EXERCISE TASK: Return the listing below unchanged, minus its pictures.

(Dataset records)
— Begin —
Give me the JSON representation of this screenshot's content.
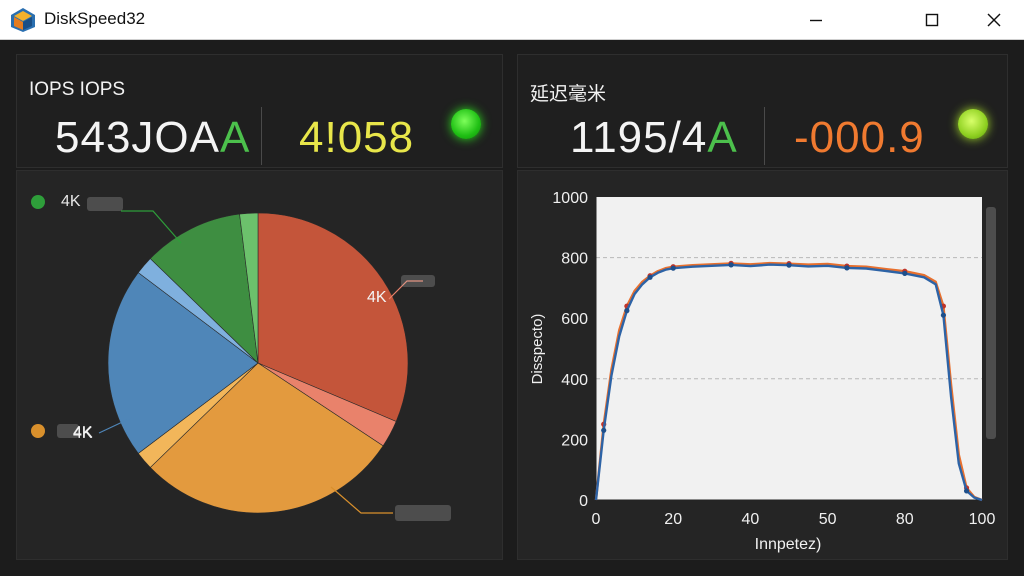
{
  "window": {
    "title": "DiskSpeed32",
    "icon": "diskspeed-app-icon",
    "controls": [
      "minimize-icon",
      "maximize-icon",
      "close-icon"
    ]
  },
  "iops_panel": {
    "title": "IOPS IOPS",
    "primary_value": "543JOA",
    "primary_suffix": "A",
    "secondary_value": "4!058",
    "status": "green"
  },
  "latency_panel": {
    "title": "延迟毫米",
    "primary_value": "1195/4",
    "primary_suffix": "A",
    "secondary_value": "-000.9",
    "status": "green"
  },
  "pie_panel": {
    "legend": [
      {
        "label": "4K",
        "color": "#2e9e3a"
      },
      {
        "label": "4K",
        "color": "#d9902c"
      }
    ],
    "slice_labels": [
      "4K",
      "4K"
    ],
    "chart_data": {
      "type": "pie",
      "values": [
        32,
        3,
        29,
        2,
        21,
        2,
        11,
        2
      ],
      "colors": [
        "#c4553a",
        "#e9826b",
        "#e39a3e",
        "#f2b65a",
        "#4f86b8",
        "#7fb0de",
        "#3e8e41",
        "#6cc16c"
      ]
    }
  },
  "line_panel": {
    "chart_data": {
      "type": "line",
      "xlabel": "Innpetez)",
      "ylabel": "Disspecto)",
      "xlim": [
        0,
        100
      ],
      "ylim": [
        0,
        1000
      ],
      "xticks": [
        "0",
        "20",
        "40",
        "50",
        "80",
        "100"
      ],
      "yticks": [
        "0",
        "200",
        "400",
        "600",
        "800",
        "1000"
      ],
      "grid": "dashed at 400 and 800",
      "series": [
        {
          "color": "#e8702e",
          "x": [
            0,
            2,
            4,
            6,
            8,
            10,
            12,
            14,
            16,
            18,
            20,
            25,
            30,
            35,
            40,
            45,
            50,
            55,
            60,
            65,
            70,
            75,
            80,
            85,
            88,
            90,
            92,
            94,
            96,
            98,
            100
          ],
          "y": [
            0,
            250,
            430,
            560,
            640,
            690,
            720,
            740,
            755,
            765,
            770,
            775,
            778,
            781,
            778,
            782,
            780,
            777,
            779,
            772,
            770,
            762,
            755,
            742,
            720,
            640,
            380,
            150,
            40,
            10,
            0
          ]
        },
        {
          "color": "#2d63a6",
          "x": [
            0,
            2,
            4,
            6,
            8,
            10,
            12,
            14,
            16,
            18,
            20,
            25,
            30,
            35,
            40,
            45,
            50,
            55,
            60,
            65,
            70,
            75,
            80,
            85,
            88,
            90,
            92,
            94,
            96,
            98,
            100
          ],
          "y": [
            0,
            230,
            410,
            540,
            625,
            680,
            712,
            735,
            750,
            760,
            765,
            770,
            773,
            776,
            772,
            777,
            775,
            771,
            773,
            766,
            764,
            756,
            748,
            735,
            712,
            610,
            340,
            120,
            30,
            8,
            0
          ]
        }
      ]
    }
  }
}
— End —
CORRECT OUTPUT:
Give me the JSON representation of this screenshot's content.
{
  "window": {
    "title": "DiskSpeed32",
    "icon": "diskspeed-app-icon",
    "controls": [
      "minimize-icon",
      "maximize-icon",
      "close-icon"
    ]
  },
  "iops_panel": {
    "title": "IOPS IOPS",
    "primary_value": "543JOA",
    "primary_suffix": "A",
    "secondary_value": "4!058",
    "status": "green"
  },
  "latency_panel": {
    "title": "延迟毫米",
    "primary_value": "1195/4",
    "primary_suffix": "A",
    "secondary_value": "-000.9",
    "status": "green"
  },
  "pie_panel": {
    "legend": [
      {
        "label": "4K",
        "color": "#2e9e3a"
      },
      {
        "label": "4K",
        "color": "#d9902c"
      }
    ],
    "slice_labels": [
      "4K",
      "4K"
    ],
    "chart_data": {
      "type": "pie",
      "values": [
        32,
        3,
        29,
        2,
        21,
        2,
        11,
        2
      ],
      "colors": [
        "#c4553a",
        "#e9826b",
        "#e39a3e",
        "#f2b65a",
        "#4f86b8",
        "#7fb0de",
        "#3e8e41",
        "#6cc16c"
      ]
    }
  },
  "line_panel": {
    "chart_data": {
      "type": "line",
      "xlabel": "Innpetez)",
      "ylabel": "Disspecto)",
      "xlim": [
        0,
        100
      ],
      "ylim": [
        0,
        1000
      ],
      "xticks": [
        "0",
        "20",
        "40",
        "50",
        "80",
        "100"
      ],
      "yticks": [
        "0",
        "200",
        "400",
        "600",
        "800",
        "1000"
      ],
      "grid": "dashed at 400 and 800",
      "series": [
        {
          "color": "#e8702e",
          "x": [
            0,
            2,
            4,
            6,
            8,
            10,
            12,
            14,
            16,
            18,
            20,
            25,
            30,
            35,
            40,
            45,
            50,
            55,
            60,
            65,
            70,
            75,
            80,
            85,
            88,
            90,
            92,
            94,
            96,
            98,
            100
          ],
          "y": [
            0,
            250,
            430,
            560,
            640,
            690,
            720,
            740,
            755,
            765,
            770,
            775,
            778,
            781,
            778,
            782,
            780,
            777,
            779,
            772,
            770,
            762,
            755,
            742,
            720,
            640,
            380,
            150,
            40,
            10,
            0
          ]
        },
        {
          "color": "#2d63a6",
          "x": [
            0,
            2,
            4,
            6,
            8,
            10,
            12,
            14,
            16,
            18,
            20,
            25,
            30,
            35,
            40,
            45,
            50,
            55,
            60,
            65,
            70,
            75,
            80,
            85,
            88,
            90,
            92,
            94,
            96,
            98,
            100
          ],
          "y": [
            0,
            230,
            410,
            540,
            625,
            680,
            712,
            735,
            750,
            760,
            765,
            770,
            773,
            776,
            772,
            777,
            775,
            771,
            773,
            766,
            764,
            756,
            748,
            735,
            712,
            610,
            340,
            120,
            30,
            8,
            0
          ]
        }
      ]
    }
  }
}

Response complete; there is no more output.